What this task involves: Output all of the records exactly as written.

-- START Items --

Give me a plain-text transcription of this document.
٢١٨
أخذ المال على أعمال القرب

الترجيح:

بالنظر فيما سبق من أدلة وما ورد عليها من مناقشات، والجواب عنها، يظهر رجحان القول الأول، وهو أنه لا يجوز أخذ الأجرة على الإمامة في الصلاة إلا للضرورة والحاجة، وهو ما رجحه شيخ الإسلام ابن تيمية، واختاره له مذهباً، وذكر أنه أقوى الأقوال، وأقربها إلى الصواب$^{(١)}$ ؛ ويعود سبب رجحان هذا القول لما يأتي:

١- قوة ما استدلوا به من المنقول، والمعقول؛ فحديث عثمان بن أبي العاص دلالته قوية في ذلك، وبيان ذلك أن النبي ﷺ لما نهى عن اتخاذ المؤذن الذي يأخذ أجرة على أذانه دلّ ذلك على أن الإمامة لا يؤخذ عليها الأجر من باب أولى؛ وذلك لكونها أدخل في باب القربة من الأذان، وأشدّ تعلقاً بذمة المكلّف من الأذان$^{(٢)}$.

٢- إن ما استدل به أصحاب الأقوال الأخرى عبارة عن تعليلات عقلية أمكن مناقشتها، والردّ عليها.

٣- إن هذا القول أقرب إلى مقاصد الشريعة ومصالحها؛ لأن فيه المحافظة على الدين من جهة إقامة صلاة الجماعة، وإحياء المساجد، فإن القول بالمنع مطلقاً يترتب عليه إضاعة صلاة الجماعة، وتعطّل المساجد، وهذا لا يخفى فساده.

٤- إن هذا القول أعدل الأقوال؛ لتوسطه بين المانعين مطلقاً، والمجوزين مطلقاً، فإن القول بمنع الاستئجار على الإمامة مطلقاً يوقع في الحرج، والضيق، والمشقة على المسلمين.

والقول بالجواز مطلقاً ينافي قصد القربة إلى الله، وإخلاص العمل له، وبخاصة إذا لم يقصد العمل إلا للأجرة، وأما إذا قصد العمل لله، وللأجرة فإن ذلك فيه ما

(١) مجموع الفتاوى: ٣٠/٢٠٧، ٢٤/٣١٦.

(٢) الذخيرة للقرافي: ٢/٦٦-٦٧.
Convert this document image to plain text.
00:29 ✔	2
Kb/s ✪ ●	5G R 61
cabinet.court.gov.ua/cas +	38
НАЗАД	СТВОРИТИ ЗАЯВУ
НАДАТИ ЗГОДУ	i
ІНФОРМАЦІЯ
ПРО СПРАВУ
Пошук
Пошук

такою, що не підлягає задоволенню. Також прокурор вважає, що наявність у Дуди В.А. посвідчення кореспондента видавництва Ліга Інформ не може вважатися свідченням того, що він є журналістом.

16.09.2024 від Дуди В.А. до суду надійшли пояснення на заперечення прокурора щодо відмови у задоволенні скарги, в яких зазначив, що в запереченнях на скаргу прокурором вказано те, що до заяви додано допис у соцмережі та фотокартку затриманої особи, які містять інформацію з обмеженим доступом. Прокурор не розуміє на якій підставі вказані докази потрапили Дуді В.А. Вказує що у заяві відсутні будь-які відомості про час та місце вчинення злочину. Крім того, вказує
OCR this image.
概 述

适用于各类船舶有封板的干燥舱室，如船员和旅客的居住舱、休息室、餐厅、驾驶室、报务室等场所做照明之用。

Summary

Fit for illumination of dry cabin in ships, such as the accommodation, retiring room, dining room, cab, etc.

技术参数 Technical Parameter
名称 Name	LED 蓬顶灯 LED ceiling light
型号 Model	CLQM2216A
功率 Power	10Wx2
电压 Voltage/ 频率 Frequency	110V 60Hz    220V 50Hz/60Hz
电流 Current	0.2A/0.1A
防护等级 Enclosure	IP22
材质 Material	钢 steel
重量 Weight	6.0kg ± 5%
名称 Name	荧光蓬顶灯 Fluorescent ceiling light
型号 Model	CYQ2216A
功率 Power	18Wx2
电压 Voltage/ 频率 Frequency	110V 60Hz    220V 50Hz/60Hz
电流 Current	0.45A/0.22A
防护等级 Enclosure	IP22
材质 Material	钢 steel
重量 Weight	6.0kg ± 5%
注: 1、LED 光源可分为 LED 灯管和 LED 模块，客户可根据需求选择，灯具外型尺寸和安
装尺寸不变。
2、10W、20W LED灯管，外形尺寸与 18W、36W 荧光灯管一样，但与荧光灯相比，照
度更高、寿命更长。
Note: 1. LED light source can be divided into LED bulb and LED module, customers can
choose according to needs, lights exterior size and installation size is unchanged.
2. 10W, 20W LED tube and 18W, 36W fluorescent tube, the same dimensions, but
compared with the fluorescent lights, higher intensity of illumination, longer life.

-- END Items --

Answer below:
Give me a plain-text transcription of this document.
٢١٨
أخذ المال على أعمال القرب

الترجيح:

بالنظر فيما سبق من أدلة وما ورد عليها من مناقشات، والجواب عنها، يظهر رجحان القول الأول، وهو أنه لا يجوز أخذ الأجرة على الإمامة في الصلاة إلا للضرورة والحاجة، وهو ما رجحه شيخ الإسلام ابن تيمية، واختاره له مذهباً، وذكر أنه أقوى الأقوال، وأقربها إلى الصواب$^{(١)}$ ؛ ويعود سبب رجحان هذا القول لما يأتي:

١- قوة ما استدلوا به من المنقول، والمعقول؛ فحديث عثمان بن أبي العاص دلالته قوية في ذلك، وبيان ذلك أن النبي ﷺ لما نهى عن اتخاذ المؤذن الذي يأخذ أجرة على أذانه دلّ ذلك على أن الإمامة لا يؤخذ عليها الأجر من باب أولى؛ وذلك لكونها أدخل في باب القربة من الأذان، وأشدّ تعلقاً بذمة المكلّف من الأذان$^{(٢)}$.

٢- إن ما استدل به أصحاب الأقوال الأخرى عبارة عن تعليلات عقلية أمكن مناقشتها، والردّ عليها.

٣- إن هذا القول أقرب إلى مقاصد الشريعة ومصالحها؛ لأن فيه المحافظة على الدين من جهة إقامة صلاة الجماعة، وإحياء المساجد، فإن القول بالمنع مطلقاً يترتب عليه إضاعة صلاة الجماعة، وتعطّل المساجد، وهذا لا يخفى فساده.

٤- إن هذا القول أعدل الأقوال؛ لتوسطه بين المانعين مطلقاً، والمجوزين مطلقاً، فإن القول بمنع الاستئجار على الإمامة مطلقاً يوقع في الحرج، والضيق، والمشقة على المسلمين.

والقول بالجواز مطلقاً ينافي قصد القربة إلى الله، وإخلاص العمل له، وبخاصة إذا لم يقصد العمل إلا للأجرة، وأما إذا قصد العمل لله، وللأجرة فإن ذلك فيه ما

(١) مجموع الفتاوى: ٣٠/٢٠٧، ٢٤/٣١٦.

(٢) الذخيرة للقرافي: ٢/٦٦-٦٧.
Convert this document image to plain text.
00:29 ✔	2
Kb/s ✪ ●	5G R 61
cabinet.court.gov.ua/cas +	38
НАЗАД	СТВОРИТИ ЗАЯВУ
НАДАТИ ЗГОДУ	i
ІНФОРМАЦІЯ
ПРО СПРАВУ
Пошук
Пошук

такою, що не підлягає задоволенню. Також прокурор вважає, що наявність у Дуди В.А. посвідчення кореспондента видавництва Ліга Інформ не може вважатися свідченням того, що він є журналістом.

16.09.2024 від Дуди В.А. до суду надійшли пояснення на заперечення прокурора щодо відмови у задоволенні скарги, в яких зазначив, що в запереченнях на скаргу прокурором вказано те, що до заяви додано допис у соцмережі та фотокартку затриманої особи, які містять інформацію з обмеженим доступом. Прокурор не розуміє на якій підставі вказані докази потрапили Дуді В.А. Вказує що у заяві відсутні будь-які відомості про час та місце вчинення злочину. Крім того, вказує
OCR this image.
概 述

适用于各类船舶有封板的干燥舱室，如船员和旅客的居住舱、休息室、餐厅、驾驶室、报务室等场所做照明之用。

Summary

Fit for illumination of dry cabin in ships, such as the accommodation, retiring room, dining room, cab, etc.

技术参数 Technical Parameter
名称 Name	LED 蓬顶灯 LED ceiling light
型号 Model	CLQM2216A
功率 Power	10Wx2
电压 Voltage/ 频率 Frequency	110V 60Hz    220V 50Hz/60Hz
电流 Current	0.2A/0.1A
防护等级 Enclosure	IP22
材质 Material	钢 steel
重量 Weight	6.0kg ± 5%
名称 Name	荧光蓬顶灯 Fluorescent ceiling light
型号 Model	CYQ2216A
功率 Power	18Wx2
电压 Voltage/ 频率 Frequency	110V 60Hz    220V 50Hz/60Hz
电流 Current	0.45A/0.22A
防护等级 Enclosure	IP22
材质 Material	钢 steel
重量 Weight	6.0kg ± 5%
注: 1、LED 光源可分为 LED 灯管和 LED 模块，客户可根据需求选择，灯具外型尺寸和安
装尺寸不变。
2、10W、20W LED灯管，外形尺寸与 18W、36W 荧光灯管一样，但与荧光灯相比，照
度更高、寿命更长。
Note: 1. LED light source can be divided into LED bulb and LED module, customers can
choose according to needs, lights exterior size and installation size is unchanged.
2. 10W, 20W LED tube and 18W, 36W fluorescent tube, the same dimensions, but
compared with the fluorescent lights, higher intensity of illumination, longer life.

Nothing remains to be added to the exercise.